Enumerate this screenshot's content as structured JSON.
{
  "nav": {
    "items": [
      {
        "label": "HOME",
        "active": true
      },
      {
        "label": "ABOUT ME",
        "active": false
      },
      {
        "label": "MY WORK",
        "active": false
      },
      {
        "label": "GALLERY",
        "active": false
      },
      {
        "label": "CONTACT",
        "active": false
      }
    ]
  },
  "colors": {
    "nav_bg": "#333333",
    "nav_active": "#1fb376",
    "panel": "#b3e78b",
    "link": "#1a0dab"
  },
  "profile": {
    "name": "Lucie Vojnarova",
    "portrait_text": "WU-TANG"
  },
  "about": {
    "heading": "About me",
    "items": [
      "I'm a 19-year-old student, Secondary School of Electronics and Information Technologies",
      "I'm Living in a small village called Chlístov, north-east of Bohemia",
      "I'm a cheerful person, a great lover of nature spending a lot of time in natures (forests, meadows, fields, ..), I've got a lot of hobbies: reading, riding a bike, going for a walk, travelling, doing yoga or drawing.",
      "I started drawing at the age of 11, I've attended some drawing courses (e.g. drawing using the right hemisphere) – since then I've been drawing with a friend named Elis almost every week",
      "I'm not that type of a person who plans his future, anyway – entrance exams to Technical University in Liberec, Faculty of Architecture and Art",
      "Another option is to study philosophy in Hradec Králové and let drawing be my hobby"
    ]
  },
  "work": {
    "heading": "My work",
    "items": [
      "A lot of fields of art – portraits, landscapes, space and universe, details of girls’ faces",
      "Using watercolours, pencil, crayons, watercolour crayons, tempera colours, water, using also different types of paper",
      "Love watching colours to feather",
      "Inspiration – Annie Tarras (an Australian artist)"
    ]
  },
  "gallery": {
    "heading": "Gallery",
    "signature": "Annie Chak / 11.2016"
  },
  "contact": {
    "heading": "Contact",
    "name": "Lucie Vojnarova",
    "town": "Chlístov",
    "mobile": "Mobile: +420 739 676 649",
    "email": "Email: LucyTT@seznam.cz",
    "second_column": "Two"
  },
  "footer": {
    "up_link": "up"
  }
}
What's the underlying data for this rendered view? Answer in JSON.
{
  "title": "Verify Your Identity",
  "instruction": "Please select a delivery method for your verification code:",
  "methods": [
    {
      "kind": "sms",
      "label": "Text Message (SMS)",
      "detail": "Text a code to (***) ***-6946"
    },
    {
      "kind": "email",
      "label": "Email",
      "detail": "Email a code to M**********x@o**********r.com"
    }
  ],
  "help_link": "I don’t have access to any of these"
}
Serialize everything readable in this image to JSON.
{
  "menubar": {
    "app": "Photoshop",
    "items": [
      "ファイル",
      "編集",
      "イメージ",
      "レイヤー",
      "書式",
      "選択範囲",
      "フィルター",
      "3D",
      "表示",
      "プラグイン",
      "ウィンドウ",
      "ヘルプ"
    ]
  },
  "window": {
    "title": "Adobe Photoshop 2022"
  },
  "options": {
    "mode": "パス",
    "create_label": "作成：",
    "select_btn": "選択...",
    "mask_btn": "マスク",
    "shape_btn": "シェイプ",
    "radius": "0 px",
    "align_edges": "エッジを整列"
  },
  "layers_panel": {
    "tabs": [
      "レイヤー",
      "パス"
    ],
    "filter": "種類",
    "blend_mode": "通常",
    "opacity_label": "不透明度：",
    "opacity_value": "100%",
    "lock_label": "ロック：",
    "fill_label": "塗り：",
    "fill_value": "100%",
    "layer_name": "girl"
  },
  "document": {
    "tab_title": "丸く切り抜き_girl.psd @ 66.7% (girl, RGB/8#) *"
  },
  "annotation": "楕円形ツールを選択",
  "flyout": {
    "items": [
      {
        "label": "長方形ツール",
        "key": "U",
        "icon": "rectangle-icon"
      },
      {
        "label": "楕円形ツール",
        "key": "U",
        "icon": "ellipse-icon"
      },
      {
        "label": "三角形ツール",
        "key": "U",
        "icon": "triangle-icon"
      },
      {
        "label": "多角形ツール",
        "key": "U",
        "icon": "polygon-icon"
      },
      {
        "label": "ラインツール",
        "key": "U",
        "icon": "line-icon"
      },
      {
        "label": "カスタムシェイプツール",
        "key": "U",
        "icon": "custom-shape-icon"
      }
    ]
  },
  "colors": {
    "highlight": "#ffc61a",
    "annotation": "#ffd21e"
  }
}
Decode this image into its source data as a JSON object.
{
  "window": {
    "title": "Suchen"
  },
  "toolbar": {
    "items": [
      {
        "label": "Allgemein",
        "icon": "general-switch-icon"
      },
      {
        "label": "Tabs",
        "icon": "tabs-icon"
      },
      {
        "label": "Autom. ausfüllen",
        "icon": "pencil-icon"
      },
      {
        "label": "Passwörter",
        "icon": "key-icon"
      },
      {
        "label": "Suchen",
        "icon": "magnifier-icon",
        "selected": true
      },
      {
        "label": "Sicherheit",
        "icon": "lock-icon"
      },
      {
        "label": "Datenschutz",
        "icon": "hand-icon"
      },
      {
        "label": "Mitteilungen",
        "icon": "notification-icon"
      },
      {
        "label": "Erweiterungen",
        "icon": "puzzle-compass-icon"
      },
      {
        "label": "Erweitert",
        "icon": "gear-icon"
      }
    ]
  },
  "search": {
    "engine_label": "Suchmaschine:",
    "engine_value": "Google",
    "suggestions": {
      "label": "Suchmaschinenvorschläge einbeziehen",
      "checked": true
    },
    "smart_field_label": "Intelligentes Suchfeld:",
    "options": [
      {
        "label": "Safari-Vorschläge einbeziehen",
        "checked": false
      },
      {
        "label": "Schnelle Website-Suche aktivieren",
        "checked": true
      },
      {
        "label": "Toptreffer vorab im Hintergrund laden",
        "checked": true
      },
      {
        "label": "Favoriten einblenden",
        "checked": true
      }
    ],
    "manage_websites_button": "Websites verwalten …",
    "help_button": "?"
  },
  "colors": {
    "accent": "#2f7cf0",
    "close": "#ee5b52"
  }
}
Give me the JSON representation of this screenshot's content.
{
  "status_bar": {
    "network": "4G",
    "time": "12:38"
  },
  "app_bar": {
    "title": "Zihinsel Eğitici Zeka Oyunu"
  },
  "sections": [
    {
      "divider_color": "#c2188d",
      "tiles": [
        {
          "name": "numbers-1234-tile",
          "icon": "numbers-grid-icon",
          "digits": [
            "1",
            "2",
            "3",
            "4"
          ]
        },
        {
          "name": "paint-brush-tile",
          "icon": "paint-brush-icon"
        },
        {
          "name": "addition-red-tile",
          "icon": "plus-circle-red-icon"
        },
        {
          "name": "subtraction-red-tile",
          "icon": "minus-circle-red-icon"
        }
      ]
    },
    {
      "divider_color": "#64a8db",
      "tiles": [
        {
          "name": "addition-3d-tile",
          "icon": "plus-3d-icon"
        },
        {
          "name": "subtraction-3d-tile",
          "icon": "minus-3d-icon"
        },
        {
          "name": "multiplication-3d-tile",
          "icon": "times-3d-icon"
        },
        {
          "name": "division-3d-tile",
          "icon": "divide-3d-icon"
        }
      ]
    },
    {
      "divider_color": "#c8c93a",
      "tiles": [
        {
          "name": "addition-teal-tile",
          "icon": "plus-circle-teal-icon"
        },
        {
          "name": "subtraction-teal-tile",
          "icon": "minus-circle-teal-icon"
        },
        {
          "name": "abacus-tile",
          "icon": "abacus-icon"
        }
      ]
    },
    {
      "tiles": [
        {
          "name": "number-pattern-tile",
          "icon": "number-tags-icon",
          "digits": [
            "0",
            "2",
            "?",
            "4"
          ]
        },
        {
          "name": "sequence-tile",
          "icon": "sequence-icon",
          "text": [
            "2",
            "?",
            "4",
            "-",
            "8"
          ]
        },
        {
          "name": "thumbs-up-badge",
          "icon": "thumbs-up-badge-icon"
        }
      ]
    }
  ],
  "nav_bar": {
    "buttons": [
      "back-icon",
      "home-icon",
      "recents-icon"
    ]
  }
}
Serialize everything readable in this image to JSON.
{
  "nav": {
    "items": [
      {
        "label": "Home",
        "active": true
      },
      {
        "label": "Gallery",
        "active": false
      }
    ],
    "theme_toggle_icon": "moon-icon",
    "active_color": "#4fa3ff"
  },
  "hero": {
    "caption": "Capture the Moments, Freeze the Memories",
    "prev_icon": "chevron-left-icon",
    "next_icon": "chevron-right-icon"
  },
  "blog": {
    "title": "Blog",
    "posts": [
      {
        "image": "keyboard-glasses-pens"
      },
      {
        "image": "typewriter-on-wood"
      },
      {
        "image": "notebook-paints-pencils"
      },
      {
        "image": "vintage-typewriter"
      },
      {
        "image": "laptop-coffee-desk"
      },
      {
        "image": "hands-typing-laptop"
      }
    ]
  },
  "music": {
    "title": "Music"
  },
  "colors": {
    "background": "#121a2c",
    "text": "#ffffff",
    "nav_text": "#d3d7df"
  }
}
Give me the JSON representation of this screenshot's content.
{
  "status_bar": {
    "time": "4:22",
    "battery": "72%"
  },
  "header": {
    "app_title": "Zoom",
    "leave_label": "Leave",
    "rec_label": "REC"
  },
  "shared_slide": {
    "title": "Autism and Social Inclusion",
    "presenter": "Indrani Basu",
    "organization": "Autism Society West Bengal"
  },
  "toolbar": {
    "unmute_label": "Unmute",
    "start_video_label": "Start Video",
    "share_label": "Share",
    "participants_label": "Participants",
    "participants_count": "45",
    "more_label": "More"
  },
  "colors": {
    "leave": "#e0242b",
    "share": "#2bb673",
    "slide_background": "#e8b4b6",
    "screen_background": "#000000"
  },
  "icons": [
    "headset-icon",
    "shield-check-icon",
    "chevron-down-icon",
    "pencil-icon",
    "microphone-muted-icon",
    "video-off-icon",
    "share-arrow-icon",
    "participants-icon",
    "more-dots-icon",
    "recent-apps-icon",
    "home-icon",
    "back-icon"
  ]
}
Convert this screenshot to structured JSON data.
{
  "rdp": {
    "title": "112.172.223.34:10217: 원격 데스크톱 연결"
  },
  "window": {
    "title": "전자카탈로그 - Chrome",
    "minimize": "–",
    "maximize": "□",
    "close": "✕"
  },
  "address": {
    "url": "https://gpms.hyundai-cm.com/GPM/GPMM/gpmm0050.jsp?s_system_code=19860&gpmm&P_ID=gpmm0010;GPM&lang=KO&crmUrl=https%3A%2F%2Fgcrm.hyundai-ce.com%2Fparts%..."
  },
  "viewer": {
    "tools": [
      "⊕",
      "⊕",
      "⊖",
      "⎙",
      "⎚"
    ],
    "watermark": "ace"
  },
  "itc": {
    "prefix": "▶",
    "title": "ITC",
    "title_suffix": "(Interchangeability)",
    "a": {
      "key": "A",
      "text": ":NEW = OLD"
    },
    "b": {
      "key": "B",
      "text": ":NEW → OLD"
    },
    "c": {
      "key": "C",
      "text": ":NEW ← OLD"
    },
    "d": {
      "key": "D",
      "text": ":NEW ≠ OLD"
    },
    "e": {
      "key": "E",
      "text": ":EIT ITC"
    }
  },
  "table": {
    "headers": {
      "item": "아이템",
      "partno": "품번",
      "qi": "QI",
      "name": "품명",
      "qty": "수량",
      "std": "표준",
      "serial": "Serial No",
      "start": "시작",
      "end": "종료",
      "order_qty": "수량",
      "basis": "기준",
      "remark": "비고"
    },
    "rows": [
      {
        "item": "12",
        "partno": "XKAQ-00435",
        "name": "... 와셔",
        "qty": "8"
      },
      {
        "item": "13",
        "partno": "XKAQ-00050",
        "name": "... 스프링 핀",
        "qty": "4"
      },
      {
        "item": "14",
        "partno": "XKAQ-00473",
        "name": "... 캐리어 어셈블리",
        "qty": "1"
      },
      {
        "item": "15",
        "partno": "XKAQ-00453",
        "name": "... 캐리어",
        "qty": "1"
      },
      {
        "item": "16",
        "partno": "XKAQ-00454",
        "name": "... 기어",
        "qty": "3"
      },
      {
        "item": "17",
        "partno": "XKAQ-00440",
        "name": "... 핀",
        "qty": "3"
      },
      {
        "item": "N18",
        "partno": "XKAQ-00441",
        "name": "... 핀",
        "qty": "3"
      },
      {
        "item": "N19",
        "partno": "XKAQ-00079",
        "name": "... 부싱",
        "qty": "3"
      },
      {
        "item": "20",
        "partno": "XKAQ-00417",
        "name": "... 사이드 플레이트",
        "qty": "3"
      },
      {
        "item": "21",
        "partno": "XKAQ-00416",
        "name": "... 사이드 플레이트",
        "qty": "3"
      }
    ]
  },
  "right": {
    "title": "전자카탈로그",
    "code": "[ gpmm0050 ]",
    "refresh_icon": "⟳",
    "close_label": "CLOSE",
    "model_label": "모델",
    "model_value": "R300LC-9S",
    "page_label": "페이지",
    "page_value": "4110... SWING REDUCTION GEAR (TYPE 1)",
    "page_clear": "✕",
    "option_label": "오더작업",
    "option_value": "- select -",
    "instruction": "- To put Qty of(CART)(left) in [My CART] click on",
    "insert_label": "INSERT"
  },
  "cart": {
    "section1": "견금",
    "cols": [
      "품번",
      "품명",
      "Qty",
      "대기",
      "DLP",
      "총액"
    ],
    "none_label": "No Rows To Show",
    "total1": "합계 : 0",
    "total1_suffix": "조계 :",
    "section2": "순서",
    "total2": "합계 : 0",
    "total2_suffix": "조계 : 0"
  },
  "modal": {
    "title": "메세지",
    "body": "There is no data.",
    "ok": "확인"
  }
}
● ● ● ●
* [INSTRUCTIONS FOR THE TASK]:
Extract each line from the listing that holds the word "partno".

* [TASK RESPONSE]:
      "partno": "품번",
        "partno": "XKAQ-00435",
        "partno": "XKAQ-00050",
        "partno": "XKAQ-00473",
        "partno": "XKAQ-00453",
        "partno": "XKAQ-00454",
        "partno": "XKAQ-00440",
        "partno": "XKAQ-00441",
        "partno": "XKAQ-00079",
        "partno": "XKAQ-00417",
        "partno": "XKAQ-00416",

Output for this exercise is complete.